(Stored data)

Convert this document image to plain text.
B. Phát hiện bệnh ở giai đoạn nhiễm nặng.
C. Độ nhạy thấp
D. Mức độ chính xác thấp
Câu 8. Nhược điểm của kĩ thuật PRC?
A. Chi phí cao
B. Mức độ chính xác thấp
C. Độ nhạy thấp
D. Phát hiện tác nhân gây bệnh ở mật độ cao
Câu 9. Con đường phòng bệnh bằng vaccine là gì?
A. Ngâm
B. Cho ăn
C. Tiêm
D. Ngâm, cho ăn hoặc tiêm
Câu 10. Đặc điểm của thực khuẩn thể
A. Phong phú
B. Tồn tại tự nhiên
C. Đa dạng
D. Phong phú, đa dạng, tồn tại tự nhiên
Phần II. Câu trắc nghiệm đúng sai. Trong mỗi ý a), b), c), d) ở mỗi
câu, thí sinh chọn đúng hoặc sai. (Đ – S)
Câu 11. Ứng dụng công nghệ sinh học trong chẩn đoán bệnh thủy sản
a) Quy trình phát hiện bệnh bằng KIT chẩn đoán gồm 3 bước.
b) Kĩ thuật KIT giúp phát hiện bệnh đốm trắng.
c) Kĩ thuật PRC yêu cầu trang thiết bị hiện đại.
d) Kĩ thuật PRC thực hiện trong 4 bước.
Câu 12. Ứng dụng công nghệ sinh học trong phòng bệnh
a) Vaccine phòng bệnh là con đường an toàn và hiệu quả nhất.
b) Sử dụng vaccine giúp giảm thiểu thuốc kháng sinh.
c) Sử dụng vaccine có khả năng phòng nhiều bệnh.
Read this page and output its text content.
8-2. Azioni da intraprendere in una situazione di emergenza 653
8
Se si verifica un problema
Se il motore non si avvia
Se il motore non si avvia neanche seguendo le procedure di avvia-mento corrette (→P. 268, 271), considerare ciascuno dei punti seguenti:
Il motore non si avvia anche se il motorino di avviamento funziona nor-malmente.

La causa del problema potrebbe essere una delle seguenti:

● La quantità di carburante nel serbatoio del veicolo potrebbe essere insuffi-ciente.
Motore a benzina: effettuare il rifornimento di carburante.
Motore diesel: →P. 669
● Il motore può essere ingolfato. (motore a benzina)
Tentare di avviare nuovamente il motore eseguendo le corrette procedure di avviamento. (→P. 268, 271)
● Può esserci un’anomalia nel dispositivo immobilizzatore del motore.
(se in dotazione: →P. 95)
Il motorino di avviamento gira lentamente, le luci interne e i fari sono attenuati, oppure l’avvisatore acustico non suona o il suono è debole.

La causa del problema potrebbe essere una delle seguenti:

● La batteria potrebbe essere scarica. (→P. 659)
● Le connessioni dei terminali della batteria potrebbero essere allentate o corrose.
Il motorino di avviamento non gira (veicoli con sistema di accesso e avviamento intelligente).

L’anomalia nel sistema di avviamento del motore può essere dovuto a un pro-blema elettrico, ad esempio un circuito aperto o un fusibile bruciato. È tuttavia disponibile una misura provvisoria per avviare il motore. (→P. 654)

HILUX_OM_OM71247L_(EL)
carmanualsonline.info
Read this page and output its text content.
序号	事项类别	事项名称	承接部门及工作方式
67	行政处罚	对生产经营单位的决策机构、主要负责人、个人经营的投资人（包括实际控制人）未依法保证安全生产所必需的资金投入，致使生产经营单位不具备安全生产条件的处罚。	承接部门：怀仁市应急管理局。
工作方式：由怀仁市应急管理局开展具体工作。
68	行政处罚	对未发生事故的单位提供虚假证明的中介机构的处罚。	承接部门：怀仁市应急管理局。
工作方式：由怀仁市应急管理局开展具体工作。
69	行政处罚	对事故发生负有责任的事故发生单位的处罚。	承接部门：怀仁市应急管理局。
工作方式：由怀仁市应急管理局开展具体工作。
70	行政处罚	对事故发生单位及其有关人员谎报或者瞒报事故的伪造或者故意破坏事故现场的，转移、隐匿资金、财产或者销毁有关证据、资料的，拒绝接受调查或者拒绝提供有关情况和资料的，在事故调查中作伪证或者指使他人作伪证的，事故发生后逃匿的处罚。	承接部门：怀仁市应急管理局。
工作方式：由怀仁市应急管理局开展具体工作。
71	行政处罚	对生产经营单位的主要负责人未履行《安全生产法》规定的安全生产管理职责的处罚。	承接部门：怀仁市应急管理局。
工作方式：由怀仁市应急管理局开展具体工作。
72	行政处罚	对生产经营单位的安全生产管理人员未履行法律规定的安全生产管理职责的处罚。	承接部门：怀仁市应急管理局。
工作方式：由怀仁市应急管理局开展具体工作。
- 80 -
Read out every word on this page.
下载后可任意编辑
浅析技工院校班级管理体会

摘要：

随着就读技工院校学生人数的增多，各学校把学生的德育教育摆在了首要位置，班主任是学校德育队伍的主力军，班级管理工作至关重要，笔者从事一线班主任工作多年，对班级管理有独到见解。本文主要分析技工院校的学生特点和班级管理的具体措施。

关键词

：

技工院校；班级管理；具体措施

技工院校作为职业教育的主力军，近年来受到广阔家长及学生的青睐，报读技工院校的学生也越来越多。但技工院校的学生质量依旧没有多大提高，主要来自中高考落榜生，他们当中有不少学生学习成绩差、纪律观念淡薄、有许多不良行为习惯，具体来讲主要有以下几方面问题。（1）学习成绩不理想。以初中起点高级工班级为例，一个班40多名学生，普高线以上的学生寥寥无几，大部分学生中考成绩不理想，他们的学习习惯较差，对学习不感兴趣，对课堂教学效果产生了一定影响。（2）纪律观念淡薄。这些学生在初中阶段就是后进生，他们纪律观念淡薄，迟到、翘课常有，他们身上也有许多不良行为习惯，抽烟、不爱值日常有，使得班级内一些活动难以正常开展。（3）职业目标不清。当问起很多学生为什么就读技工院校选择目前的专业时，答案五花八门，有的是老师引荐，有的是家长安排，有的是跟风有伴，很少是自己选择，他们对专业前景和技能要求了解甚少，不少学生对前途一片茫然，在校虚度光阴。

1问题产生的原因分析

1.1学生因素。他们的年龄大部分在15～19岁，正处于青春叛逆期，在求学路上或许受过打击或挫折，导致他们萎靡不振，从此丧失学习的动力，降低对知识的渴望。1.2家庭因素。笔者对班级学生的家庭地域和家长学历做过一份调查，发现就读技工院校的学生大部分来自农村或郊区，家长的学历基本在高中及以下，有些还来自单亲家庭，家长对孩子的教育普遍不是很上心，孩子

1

*REQUIRED WORK:* Reproduce each record shown above without altering a single word.

*TASK RESPONSE:*
Convert this document image to plain text.
B. Phát hiện bệnh ở giai đoạn nhiễm nặng.
C. Độ nhạy thấp
D. Mức độ chính xác thấp
Câu 8. Nhược điểm của kĩ thuật PRC?
A. Chi phí cao
B. Mức độ chính xác thấp
C. Độ nhạy thấp
D. Phát hiện tác nhân gây bệnh ở mật độ cao
Câu 9. Con đường phòng bệnh bằng vaccine là gì?
A. Ngâm
B. Cho ăn
C. Tiêm
D. Ngâm, cho ăn hoặc tiêm
Câu 10. Đặc điểm của thực khuẩn thể
A. Phong phú
B. Tồn tại tự nhiên
C. Đa dạng
D. Phong phú, đa dạng, tồn tại tự nhiên
Phần II. Câu trắc nghiệm đúng sai. Trong mỗi ý a), b), c), d) ở mỗi
câu, thí sinh chọn đúng hoặc sai. (Đ – S)
Câu 11. Ứng dụng công nghệ sinh học trong chẩn đoán bệnh thủy sản
a) Quy trình phát hiện bệnh bằng KIT chẩn đoán gồm 3 bước.
b) Kĩ thuật KIT giúp phát hiện bệnh đốm trắng.
c) Kĩ thuật PRC yêu cầu trang thiết bị hiện đại.
d) Kĩ thuật PRC thực hiện trong 4 bước.
Câu 12. Ứng dụng công nghệ sinh học trong phòng bệnh
a) Vaccine phòng bệnh là con đường an toàn và hiệu quả nhất.
b) Sử dụng vaccine giúp giảm thiểu thuốc kháng sinh.
c) Sử dụng vaccine có khả năng phòng nhiều bệnh.
Read this page and output its text content.
8-2. Azioni da intraprendere in una situazione di emergenza 653
8
Se si verifica un problema
Se il motore non si avvia
Se il motore non si avvia neanche seguendo le procedure di avvia-mento corrette (→P. 268, 271), considerare ciascuno dei punti seguenti:
Il motore non si avvia anche se il motorino di avviamento funziona nor-malmente.

La causa del problema potrebbe essere una delle seguenti:

● La quantità di carburante nel serbatoio del veicolo potrebbe essere insuffi-ciente.
Motore a benzina: effettuare il rifornimento di carburante.
Motore diesel: →P. 669
● Il motore può essere ingolfato. (motore a benzina)
Tentare di avviare nuovamente il motore eseguendo le corrette procedure di avviamento. (→P. 268, 271)
● Può esserci un’anomalia nel dispositivo immobilizzatore del motore.
(se in dotazione: →P. 95)
Il motorino di avviamento gira lentamente, le luci interne e i fari sono attenuati, oppure l’avvisatore acustico non suona o il suono è debole.

La causa del problema potrebbe essere una delle seguenti:

● La batteria potrebbe essere scarica. (→P. 659)
● Le connessioni dei terminali della batteria potrebbero essere allentate o corrose.
Il motorino di avviamento non gira (veicoli con sistema di accesso e avviamento intelligente).

L’anomalia nel sistema di avviamento del motore può essere dovuto a un pro-blema elettrico, ad esempio un circuito aperto o un fusibile bruciato. È tuttavia disponibile una misura provvisoria per avviare il motore. (→P. 654)

HILUX_OM_OM71247L_(EL)
carmanualsonline.info
Read this page and output its text content.
序号	事项类别	事项名称	承接部门及工作方式
67	行政处罚	对生产经营单位的决策机构、主要负责人、个人经营的投资人（包括实际控制人）未依法保证安全生产所必需的资金投入，致使生产经营单位不具备安全生产条件的处罚。	承接部门：怀仁市应急管理局。
工作方式：由怀仁市应急管理局开展具体工作。
68	行政处罚	对未发生事故的单位提供虚假证明的中介机构的处罚。	承接部门：怀仁市应急管理局。
工作方式：由怀仁市应急管理局开展具体工作。
69	行政处罚	对事故发生负有责任的事故发生单位的处罚。	承接部门：怀仁市应急管理局。
工作方式：由怀仁市应急管理局开展具体工作。
70	行政处罚	对事故发生单位及其有关人员谎报或者瞒报事故的伪造或者故意破坏事故现场的，转移、隐匿资金、财产或者销毁有关证据、资料的，拒绝接受调查或者拒绝提供有关情况和资料的，在事故调查中作伪证或者指使他人作伪证的，事故发生后逃匿的处罚。	承接部门：怀仁市应急管理局。
工作方式：由怀仁市应急管理局开展具体工作。
71	行政处罚	对生产经营单位的主要负责人未履行《安全生产法》规定的安全生产管理职责的处罚。	承接部门：怀仁市应急管理局。
工作方式：由怀仁市应急管理局开展具体工作。
72	行政处罚	对生产经营单位的安全生产管理人员未履行法律规定的安全生产管理职责的处罚。	承接部门：怀仁市应急管理局。
工作方式：由怀仁市应急管理局开展具体工作。
- 80 -
Read out every word on this page.
下载后可任意编辑
浅析技工院校班级管理体会

摘要：

随着就读技工院校学生人数的增多，各学校把学生的德育教育摆在了首要位置，班主任是学校德育队伍的主力军，班级管理工作至关重要，笔者从事一线班主任工作多年，对班级管理有独到见解。本文主要分析技工院校的学生特点和班级管理的具体措施。

关键词

：

技工院校；班级管理；具体措施

技工院校作为职业教育的主力军，近年来受到广阔家长及学生的青睐，报读技工院校的学生也越来越多。但技工院校的学生质量依旧没有多大提高，主要来自中高考落榜生，他们当中有不少学生学习成绩差、纪律观念淡薄、有许多不良行为习惯，具体来讲主要有以下几方面问题。（1）学习成绩不理想。以初中起点高级工班级为例，一个班40多名学生，普高线以上的学生寥寥无几，大部分学生中考成绩不理想，他们的学习习惯较差，对学习不感兴趣，对课堂教学效果产生了一定影响。（2）纪律观念淡薄。这些学生在初中阶段就是后进生，他们纪律观念淡薄，迟到、翘课常有，他们身上也有许多不良行为习惯，抽烟、不爱值日常有，使得班级内一些活动难以正常开展。（3）职业目标不清。当问起很多学生为什么就读技工院校选择目前的专业时，答案五花八门，有的是老师引荐，有的是家长安排，有的是跟风有伴，很少是自己选择，他们对专业前景和技能要求了解甚少，不少学生对前途一片茫然，在校虚度光阴。

1问题产生的原因分析

1.1学生因素。他们的年龄大部分在15～19岁，正处于青春叛逆期，在求学路上或许受过打击或挫折，导致他们萎靡不振，从此丧失学习的动力，降低对知识的渴望。1.2家庭因素。笔者对班级学生的家庭地域和家长学历做过一份调查，发现就读技工院校的学生大部分来自农村或郊区，家长的学历基本在高中及以下，有些还来自单亲家庭，家长对孩子的教育普遍不是很上心，孩子

1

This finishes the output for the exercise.